**Stated task**
Take every line that has the string "平面ABC" and copy it out.

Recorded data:
§ §
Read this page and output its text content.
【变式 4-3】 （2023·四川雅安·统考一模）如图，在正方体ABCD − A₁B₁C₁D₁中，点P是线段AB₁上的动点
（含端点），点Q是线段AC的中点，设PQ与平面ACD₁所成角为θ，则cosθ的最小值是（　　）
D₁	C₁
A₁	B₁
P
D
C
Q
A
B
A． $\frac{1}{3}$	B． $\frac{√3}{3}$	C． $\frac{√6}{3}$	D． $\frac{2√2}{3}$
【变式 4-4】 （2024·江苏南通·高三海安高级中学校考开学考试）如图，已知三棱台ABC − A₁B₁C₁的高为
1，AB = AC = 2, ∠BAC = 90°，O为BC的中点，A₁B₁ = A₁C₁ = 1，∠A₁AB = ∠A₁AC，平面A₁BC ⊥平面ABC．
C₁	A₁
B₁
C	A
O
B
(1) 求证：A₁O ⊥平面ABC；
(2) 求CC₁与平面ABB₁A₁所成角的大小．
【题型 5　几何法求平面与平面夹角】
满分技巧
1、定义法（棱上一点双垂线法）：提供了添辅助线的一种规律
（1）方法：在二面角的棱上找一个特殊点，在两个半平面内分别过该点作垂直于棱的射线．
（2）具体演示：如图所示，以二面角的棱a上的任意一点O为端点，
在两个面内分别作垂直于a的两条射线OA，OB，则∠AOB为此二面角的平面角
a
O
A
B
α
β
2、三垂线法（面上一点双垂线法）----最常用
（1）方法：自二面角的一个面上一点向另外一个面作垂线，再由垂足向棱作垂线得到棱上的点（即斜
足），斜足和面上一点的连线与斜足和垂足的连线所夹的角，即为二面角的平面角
§ §
**Final answer**
1，AB = AC = 2, ∠BAC = 90°，O为BC的中点，A₁B₁ = A₁C₁ = 1，∠A₁AB = ∠A₁AC，平面A₁BC ⊥平面ABC．
(1) 求证：A₁O ⊥平面ABC；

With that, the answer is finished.